## Begin

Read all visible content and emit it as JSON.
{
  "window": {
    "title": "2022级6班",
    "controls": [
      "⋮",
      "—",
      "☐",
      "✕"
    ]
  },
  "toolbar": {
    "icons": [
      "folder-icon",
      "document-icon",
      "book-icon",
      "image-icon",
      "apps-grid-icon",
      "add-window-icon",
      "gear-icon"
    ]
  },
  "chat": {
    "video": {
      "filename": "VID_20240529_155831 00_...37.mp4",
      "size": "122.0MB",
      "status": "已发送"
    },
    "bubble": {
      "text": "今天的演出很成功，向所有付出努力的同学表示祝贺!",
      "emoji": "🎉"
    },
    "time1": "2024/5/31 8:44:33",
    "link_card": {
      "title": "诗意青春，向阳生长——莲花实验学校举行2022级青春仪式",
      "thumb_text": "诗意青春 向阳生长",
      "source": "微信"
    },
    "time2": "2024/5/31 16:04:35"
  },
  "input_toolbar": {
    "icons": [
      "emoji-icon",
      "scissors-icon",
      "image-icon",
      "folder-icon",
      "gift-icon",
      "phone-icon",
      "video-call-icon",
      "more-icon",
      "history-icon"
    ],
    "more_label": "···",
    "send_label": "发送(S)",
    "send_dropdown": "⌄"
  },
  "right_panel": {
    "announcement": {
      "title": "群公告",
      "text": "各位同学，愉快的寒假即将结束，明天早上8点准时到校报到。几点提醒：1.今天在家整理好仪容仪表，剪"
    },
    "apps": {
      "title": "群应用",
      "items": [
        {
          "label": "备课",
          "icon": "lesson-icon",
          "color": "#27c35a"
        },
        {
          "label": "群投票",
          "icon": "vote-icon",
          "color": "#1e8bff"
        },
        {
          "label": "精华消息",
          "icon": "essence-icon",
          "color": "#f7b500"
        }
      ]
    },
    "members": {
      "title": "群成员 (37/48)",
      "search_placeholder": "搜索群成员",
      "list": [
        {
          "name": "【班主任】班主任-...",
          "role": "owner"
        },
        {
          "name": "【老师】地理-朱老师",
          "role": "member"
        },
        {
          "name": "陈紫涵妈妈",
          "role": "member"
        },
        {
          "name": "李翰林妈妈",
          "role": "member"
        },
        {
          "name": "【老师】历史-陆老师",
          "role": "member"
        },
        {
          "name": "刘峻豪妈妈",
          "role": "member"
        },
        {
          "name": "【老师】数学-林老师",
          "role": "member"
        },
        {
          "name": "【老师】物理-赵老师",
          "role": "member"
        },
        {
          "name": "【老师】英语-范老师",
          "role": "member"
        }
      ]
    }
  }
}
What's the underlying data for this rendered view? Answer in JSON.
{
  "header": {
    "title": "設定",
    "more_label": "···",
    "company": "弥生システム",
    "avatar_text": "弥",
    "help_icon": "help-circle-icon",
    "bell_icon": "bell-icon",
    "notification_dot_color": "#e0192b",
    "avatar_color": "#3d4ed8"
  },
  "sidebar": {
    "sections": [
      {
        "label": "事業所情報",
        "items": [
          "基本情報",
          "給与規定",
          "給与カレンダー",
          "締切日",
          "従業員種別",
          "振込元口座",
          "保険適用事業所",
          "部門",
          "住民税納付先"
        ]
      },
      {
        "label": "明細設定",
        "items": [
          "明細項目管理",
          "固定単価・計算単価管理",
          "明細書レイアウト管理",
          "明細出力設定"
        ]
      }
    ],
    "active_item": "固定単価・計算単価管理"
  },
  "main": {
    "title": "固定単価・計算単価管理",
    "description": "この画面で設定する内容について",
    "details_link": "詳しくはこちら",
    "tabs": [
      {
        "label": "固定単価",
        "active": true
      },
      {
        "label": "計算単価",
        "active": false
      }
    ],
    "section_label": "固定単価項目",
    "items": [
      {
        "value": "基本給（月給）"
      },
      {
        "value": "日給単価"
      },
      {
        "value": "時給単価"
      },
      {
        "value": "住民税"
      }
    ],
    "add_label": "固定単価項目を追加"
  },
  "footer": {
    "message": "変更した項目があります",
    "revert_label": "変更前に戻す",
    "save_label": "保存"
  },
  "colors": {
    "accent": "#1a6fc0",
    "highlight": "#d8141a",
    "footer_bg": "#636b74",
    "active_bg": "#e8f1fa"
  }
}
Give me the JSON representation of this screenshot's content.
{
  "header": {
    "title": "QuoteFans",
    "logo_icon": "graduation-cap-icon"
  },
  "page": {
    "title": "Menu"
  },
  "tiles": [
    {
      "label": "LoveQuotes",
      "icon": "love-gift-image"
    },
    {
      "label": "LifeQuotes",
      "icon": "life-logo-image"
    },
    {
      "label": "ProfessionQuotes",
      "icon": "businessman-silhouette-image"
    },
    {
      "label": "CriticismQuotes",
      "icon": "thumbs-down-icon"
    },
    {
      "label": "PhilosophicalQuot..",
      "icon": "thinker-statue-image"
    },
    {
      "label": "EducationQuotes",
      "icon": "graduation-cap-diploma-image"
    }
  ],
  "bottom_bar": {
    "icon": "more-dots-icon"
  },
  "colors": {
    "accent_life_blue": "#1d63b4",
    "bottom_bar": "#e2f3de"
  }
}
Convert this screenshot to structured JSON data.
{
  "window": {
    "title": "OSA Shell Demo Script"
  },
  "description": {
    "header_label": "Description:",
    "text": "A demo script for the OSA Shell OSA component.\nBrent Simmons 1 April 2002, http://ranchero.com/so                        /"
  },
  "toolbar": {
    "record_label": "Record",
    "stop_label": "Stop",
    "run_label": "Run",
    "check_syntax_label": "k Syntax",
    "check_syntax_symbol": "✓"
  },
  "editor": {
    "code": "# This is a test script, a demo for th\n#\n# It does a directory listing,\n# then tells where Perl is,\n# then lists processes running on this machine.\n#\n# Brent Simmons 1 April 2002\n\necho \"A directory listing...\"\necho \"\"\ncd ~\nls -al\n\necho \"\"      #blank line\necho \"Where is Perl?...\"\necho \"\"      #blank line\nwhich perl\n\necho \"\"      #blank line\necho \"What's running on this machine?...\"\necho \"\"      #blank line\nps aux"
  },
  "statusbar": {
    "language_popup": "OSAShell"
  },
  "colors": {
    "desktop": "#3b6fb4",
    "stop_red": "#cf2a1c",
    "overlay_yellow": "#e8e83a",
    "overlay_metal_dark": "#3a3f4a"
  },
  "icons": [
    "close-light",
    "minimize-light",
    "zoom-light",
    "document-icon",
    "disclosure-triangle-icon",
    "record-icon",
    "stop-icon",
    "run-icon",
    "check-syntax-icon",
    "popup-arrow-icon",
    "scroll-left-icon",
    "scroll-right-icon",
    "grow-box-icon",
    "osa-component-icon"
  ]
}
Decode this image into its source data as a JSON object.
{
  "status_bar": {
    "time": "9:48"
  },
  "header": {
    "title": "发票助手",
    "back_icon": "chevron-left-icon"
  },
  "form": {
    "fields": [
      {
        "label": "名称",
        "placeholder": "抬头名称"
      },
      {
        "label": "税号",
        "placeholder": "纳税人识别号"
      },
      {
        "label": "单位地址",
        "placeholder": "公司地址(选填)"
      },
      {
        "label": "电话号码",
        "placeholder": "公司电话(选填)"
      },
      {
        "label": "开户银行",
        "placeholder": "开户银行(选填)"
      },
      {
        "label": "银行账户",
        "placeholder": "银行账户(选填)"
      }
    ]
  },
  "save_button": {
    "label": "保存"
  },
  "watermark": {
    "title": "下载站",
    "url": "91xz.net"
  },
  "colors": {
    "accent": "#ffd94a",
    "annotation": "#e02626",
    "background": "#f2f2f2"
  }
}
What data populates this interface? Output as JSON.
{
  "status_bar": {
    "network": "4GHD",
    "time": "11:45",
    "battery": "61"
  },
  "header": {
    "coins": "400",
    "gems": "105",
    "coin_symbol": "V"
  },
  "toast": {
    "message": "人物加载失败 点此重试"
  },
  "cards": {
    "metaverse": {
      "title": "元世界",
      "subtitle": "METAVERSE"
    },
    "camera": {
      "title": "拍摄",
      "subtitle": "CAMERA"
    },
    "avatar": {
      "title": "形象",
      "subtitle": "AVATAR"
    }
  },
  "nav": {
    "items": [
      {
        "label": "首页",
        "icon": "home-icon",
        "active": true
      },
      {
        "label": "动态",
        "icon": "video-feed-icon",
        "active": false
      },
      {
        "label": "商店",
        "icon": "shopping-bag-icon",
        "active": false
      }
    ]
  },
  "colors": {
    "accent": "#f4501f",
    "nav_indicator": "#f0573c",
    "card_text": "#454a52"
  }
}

## End

> **Exercise goal**
Single out each line of the records above with the string "screenshot" in it, and copy it.

> **Expected answer**
Give me the JSON representation of this screenshot's content.
Convert this screenshot to structured JSON data.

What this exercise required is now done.